- _AIM_
Write out the listing below without alteration, omitting its pictures.

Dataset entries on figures
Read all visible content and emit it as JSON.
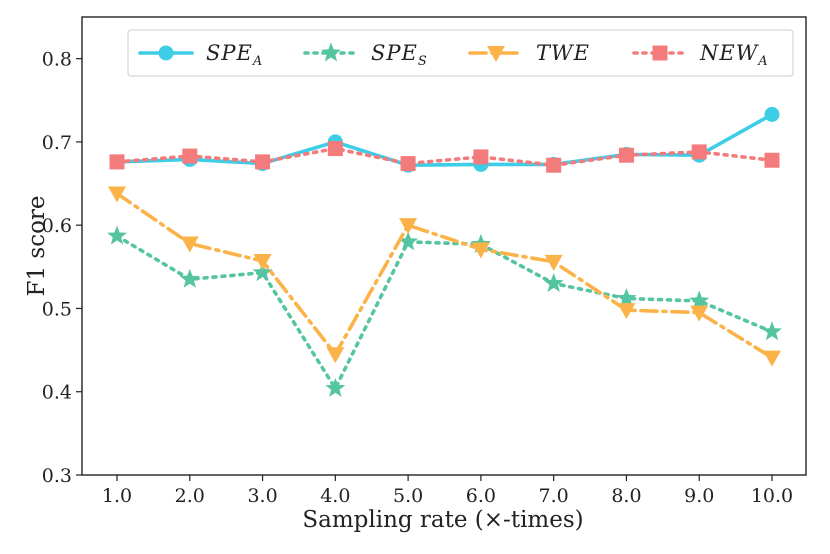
{
  "chart_data": {
    "type": "line",
    "xlabel": "Sampling rate (×-times)",
    "ylabel": "F1 score",
    "x": [
      "1.0",
      "2.0",
      "3.0",
      "4.0",
      "5.0",
      "6.0",
      "7.0",
      "8.0",
      "9.0",
      "10.0"
    ],
    "ylim": [
      0.3,
      0.85
    ],
    "yticks": [
      "0.3",
      "0.4",
      "0.5",
      "0.6",
      "0.7",
      "0.8"
    ],
    "legend_position": "top-right",
    "series": [
      {
        "name": "SPE",
        "sub": "A",
        "color": "#3dcde6",
        "marker": "circle",
        "line": "solid",
        "values": [
          0.676,
          0.679,
          0.674,
          0.7,
          0.672,
          0.673,
          0.673,
          0.685,
          0.684,
          0.733
        ]
      },
      {
        "name": "SPE",
        "sub": "S",
        "color": "#55c4a0",
        "marker": "star",
        "line": "dotted",
        "values": [
          0.587,
          0.535,
          0.543,
          0.404,
          0.58,
          0.577,
          0.53,
          0.512,
          0.509,
          0.472
        ]
      },
      {
        "name": "TWE",
        "sub": "",
        "color": "#fbb349",
        "marker": "triangle-down",
        "line": "dashdot",
        "values": [
          0.638,
          0.578,
          0.557,
          0.445,
          0.6,
          0.571,
          0.556,
          0.498,
          0.495,
          0.441
        ]
      },
      {
        "name": "NEW",
        "sub": "A",
        "color": "#f47b7b",
        "marker": "square",
        "line": "dotted",
        "values": [
          0.676,
          0.683,
          0.676,
          0.692,
          0.674,
          0.682,
          0.672,
          0.684,
          0.688,
          0.678
        ]
      }
    ]
  }
}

- _TASK ANSWER_
Read all visible content and emit it as JSON.
{
  "chart_data": {
    "type": "line",
    "xlabel": "Sampling rate (×-times)",
    "ylabel": "F1 score",
    "x": [
      "1.0",
      "2.0",
      "3.0",
      "4.0",
      "5.0",
      "6.0",
      "7.0",
      "8.0",
      "9.0",
      "10.0"
    ],
    "ylim": [
      0.3,
      0.85
    ],
    "yticks": [
      "0.3",
      "0.4",
      "0.5",
      "0.6",
      "0.7",
      "0.8"
    ],
    "legend_position": "top-right",
    "series": [
      {
        "name": "SPE",
        "sub": "A",
        "color": "#3dcde6",
        "marker": "circle",
        "line": "solid",
        "values": [
          0.676,
          0.679,
          0.674,
          0.7,
          0.672,
          0.673,
          0.673,
          0.685,
          0.684,
          0.733
        ]
      },
      {
        "name": "SPE",
        "sub": "S",
        "color": "#55c4a0",
        "marker": "star",
        "line": "dotted",
        "values": [
          0.587,
          0.535,
          0.543,
          0.404,
          0.58,
          0.577,
          0.53,
          0.512,
          0.509,
          0.472
        ]
      },
      {
        "name": "TWE",
        "sub": "",
        "color": "#fbb349",
        "marker": "triangle-down",
        "line": "dashdot",
        "values": [
          0.638,
          0.578,
          0.557,
          0.445,
          0.6,
          0.571,
          0.556,
          0.498,
          0.495,
          0.441
        ]
      },
      {
        "name": "NEW",
        "sub": "A",
        "color": "#f47b7b",
        "marker": "square",
        "line": "dotted",
        "values": [
          0.676,
          0.683,
          0.676,
          0.692,
          0.674,
          0.682,
          0.672,
          0.684,
          0.688,
          0.678
        ]
      }
    ]
  }
}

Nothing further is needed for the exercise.